#### Task requirements
Find every line in the records below that contains the word "других", and copy each such line.

[Dataset items]
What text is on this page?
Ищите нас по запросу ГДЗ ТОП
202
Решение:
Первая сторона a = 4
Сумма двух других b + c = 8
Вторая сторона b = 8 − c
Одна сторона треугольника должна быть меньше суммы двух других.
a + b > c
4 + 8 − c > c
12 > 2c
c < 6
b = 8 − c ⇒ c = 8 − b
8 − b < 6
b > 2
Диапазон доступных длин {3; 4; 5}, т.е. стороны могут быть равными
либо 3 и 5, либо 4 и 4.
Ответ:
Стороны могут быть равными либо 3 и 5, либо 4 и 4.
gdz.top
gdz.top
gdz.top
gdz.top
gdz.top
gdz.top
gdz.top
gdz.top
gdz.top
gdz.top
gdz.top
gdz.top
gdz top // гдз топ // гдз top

* * *

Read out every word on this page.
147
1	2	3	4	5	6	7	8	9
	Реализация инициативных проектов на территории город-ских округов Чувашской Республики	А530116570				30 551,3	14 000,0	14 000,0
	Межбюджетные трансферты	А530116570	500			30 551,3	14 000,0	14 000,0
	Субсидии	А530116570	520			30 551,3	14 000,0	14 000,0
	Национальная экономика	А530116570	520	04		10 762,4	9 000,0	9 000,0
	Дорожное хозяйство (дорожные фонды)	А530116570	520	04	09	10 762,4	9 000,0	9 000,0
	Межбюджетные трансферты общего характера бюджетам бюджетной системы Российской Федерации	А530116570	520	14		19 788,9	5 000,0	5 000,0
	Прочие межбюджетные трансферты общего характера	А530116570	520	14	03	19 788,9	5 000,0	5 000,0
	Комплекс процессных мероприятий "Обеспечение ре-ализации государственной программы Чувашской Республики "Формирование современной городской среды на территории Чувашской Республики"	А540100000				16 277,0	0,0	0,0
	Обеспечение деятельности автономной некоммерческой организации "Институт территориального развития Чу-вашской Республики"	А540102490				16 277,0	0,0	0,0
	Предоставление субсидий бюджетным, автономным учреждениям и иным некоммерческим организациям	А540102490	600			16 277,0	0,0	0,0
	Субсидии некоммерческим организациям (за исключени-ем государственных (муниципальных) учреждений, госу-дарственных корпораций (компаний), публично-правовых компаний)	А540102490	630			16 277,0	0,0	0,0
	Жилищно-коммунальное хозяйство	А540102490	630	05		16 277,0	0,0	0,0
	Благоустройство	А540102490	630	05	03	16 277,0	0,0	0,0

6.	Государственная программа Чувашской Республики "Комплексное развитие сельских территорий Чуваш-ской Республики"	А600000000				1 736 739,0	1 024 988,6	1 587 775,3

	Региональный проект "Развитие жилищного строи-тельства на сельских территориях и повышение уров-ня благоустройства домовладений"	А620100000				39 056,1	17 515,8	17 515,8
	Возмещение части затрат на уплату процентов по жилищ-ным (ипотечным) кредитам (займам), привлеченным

#### Task result
Сумма двух других b + c = 8
Одна сторона треугольника должна быть меньше суммы двух других.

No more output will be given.